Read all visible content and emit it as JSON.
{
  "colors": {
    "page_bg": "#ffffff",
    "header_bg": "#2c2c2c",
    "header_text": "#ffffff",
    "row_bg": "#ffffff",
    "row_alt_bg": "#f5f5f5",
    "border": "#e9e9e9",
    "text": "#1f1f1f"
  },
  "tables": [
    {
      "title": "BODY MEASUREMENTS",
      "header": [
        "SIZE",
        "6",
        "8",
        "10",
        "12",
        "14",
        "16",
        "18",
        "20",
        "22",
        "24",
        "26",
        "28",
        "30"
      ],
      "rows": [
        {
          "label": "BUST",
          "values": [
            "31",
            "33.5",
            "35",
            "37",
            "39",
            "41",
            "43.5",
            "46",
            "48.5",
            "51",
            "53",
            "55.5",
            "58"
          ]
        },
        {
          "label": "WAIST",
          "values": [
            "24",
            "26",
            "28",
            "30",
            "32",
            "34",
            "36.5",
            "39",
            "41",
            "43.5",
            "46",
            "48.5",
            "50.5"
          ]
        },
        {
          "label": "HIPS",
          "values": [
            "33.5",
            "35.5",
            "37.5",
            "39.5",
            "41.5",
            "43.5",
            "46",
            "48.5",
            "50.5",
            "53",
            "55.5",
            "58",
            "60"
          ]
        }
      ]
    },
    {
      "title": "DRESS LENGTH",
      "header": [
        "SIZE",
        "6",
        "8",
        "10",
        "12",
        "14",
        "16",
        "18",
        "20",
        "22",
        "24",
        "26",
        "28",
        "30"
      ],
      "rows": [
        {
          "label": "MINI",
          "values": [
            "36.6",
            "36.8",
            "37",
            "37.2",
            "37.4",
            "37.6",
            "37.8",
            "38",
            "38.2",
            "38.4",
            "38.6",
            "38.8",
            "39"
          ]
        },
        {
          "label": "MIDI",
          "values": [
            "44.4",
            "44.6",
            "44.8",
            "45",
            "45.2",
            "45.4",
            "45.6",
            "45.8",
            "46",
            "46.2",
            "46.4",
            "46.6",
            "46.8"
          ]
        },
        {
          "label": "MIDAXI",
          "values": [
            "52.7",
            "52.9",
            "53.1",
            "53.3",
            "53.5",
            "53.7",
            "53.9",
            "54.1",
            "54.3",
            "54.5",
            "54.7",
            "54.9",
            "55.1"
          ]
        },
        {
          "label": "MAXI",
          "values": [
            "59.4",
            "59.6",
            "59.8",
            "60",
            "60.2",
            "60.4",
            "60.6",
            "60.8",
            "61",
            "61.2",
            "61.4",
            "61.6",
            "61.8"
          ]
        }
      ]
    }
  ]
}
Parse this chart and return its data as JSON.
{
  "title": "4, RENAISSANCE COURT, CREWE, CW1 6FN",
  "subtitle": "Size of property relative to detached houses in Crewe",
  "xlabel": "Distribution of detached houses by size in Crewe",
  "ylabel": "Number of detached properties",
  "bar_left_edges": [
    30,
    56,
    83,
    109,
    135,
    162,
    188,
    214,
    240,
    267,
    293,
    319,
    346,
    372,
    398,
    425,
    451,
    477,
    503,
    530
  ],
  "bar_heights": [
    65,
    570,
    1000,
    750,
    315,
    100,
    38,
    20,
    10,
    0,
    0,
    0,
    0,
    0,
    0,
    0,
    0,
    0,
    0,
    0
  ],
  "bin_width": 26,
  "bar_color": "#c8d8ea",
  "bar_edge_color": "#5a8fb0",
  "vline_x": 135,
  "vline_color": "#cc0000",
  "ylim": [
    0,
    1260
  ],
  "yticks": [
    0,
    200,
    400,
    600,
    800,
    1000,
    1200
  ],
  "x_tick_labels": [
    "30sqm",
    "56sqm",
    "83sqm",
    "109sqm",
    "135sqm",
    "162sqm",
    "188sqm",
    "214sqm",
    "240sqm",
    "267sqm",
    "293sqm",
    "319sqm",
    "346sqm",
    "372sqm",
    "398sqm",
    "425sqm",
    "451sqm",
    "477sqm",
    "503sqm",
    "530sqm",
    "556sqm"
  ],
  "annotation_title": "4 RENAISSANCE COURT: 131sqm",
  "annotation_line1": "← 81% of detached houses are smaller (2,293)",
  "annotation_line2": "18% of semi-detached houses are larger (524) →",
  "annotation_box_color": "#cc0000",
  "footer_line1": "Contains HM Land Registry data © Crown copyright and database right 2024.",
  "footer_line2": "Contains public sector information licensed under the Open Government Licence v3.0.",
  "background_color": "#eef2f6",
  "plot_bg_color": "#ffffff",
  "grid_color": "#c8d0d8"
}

» WORK TO DO
Search the entries for the word "data" and gather every line where it appears.

» WRITTEN RESPONSE
Parse this chart and return its data as JSON.
  "footer_line1": "Contains HM Land Registry data © Crown copyright and database right 2024.",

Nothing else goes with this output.